Top of Task material

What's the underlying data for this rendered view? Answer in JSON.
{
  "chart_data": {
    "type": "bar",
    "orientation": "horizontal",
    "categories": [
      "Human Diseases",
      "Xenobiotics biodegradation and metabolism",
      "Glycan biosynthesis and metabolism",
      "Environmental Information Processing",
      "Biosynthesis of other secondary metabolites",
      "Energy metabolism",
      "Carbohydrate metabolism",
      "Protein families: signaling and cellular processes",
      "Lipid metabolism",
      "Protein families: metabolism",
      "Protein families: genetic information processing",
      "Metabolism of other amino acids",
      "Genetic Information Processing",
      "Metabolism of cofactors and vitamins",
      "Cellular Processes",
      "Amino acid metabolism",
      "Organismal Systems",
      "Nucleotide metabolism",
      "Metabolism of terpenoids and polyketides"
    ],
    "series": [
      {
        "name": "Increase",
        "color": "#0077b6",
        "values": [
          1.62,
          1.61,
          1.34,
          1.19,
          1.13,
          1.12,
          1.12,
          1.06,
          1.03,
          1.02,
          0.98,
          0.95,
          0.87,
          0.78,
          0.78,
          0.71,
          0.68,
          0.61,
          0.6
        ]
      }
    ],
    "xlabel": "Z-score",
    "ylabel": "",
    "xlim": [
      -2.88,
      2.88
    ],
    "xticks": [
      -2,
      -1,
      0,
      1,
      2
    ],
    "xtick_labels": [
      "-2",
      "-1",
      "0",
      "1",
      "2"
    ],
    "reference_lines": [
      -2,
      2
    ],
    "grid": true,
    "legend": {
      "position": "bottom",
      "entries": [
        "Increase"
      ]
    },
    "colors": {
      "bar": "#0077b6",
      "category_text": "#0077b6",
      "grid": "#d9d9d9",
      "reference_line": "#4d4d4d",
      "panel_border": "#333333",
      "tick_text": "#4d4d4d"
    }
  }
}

Bottom of Task material

Lines with the word "other" in them should be copied from the preceding records.

→ **Exercise solution**
      "Biosynthesis of other secondary metabolites",
      "Metabolism of other amino acids",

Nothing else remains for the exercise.